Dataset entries
= = = =
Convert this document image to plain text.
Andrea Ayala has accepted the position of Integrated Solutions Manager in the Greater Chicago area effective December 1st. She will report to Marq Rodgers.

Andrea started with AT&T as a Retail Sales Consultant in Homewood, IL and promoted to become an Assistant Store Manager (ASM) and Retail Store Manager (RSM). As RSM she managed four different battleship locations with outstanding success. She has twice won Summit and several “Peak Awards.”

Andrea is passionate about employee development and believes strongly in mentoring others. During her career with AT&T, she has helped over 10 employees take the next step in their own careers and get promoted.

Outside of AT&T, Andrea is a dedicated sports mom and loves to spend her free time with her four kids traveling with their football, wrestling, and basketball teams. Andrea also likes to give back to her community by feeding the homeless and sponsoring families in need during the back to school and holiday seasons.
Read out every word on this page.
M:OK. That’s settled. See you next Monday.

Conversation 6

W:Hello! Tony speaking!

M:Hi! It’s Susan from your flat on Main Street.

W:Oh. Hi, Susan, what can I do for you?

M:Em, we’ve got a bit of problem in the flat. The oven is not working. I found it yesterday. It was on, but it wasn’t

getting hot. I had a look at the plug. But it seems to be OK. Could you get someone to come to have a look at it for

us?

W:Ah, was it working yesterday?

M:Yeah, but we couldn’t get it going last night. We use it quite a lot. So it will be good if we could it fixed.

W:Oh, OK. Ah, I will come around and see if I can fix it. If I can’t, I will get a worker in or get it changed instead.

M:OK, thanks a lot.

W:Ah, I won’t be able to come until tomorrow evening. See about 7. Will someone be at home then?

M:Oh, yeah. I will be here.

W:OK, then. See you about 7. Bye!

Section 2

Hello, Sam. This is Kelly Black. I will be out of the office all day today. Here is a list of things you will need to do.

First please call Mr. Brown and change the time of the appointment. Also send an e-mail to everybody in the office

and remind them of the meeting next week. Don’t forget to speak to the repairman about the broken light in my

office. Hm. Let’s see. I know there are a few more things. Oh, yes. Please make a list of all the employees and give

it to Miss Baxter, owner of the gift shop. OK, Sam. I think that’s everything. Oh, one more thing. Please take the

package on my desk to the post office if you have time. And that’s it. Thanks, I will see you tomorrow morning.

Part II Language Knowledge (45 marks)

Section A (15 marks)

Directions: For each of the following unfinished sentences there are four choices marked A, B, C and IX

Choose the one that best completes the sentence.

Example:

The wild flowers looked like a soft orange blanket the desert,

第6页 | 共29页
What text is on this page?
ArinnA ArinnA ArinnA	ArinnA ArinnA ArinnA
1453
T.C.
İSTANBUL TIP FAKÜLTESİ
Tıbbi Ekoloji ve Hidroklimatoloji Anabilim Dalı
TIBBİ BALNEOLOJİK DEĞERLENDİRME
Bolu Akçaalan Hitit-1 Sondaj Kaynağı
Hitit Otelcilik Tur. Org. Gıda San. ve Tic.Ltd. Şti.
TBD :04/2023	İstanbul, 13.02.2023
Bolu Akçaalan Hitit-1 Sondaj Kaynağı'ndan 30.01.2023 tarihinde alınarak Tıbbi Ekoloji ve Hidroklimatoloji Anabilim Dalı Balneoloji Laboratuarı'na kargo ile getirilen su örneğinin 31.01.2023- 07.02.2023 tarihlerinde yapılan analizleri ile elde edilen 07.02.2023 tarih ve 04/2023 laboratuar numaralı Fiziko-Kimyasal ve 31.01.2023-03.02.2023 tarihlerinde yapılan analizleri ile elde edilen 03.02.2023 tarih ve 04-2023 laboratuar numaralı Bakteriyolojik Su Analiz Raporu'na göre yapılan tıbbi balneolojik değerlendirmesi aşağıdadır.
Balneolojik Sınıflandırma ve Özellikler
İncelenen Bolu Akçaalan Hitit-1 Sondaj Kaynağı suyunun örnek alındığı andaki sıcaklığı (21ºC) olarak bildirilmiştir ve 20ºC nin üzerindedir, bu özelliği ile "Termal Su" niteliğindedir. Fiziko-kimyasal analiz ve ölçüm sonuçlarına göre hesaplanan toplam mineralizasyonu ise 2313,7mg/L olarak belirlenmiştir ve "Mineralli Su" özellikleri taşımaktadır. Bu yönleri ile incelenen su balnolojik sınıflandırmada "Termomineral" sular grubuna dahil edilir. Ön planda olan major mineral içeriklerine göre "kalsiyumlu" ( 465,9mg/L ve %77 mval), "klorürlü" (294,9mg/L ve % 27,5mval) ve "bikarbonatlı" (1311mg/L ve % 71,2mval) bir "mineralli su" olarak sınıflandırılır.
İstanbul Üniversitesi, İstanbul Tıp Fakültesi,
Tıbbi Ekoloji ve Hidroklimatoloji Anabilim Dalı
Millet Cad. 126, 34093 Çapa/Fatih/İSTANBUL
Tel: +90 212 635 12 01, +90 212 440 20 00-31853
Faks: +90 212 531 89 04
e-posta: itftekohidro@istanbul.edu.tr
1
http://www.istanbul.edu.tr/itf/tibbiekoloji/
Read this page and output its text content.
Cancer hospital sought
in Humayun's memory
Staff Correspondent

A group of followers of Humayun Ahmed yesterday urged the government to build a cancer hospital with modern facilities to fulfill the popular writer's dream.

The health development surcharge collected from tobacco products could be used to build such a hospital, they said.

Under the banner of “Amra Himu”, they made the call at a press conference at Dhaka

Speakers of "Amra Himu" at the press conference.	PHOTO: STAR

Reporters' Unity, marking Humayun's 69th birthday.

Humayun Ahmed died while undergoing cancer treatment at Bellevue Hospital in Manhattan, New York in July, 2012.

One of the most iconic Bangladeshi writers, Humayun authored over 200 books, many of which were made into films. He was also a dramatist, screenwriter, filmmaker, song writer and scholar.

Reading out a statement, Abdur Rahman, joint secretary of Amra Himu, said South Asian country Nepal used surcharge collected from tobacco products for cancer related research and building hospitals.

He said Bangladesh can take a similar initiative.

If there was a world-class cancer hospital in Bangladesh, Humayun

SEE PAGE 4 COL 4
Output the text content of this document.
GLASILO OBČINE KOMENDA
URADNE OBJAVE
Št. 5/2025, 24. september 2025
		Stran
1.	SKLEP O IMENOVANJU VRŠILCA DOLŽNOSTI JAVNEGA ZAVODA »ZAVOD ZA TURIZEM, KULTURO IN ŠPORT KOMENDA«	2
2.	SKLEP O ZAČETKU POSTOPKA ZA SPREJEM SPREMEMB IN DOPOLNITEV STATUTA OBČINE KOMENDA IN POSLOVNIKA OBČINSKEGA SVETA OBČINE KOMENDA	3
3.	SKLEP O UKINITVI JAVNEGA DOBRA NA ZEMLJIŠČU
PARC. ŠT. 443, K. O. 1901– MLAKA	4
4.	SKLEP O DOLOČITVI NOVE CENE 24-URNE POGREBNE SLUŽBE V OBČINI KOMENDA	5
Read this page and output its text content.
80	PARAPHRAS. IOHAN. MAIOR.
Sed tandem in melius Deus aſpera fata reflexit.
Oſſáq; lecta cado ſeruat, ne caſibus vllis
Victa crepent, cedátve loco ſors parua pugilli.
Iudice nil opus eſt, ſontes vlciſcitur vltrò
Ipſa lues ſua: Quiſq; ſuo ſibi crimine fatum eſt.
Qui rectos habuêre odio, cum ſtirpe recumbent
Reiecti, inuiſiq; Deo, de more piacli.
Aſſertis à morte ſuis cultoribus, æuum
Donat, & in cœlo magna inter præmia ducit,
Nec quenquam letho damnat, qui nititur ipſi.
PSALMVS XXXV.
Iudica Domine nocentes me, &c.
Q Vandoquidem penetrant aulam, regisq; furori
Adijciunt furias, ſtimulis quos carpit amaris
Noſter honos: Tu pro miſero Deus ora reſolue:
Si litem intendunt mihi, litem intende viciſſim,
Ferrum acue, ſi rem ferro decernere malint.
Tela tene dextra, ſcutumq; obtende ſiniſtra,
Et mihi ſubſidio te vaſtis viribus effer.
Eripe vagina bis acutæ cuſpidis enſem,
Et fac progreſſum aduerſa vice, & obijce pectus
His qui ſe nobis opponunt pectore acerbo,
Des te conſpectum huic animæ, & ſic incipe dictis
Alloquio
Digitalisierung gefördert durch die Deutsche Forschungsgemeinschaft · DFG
= = = =
- [WHAT TO DO] In the records above, find each line that holds the word "they"; copy all such lines.

- [REPLY]
The health development surcharge collected from tobacco products could be used to build such a hospital, they said.
Under the banner of “Amra Himu”, they made the call at a press conference at Dhaka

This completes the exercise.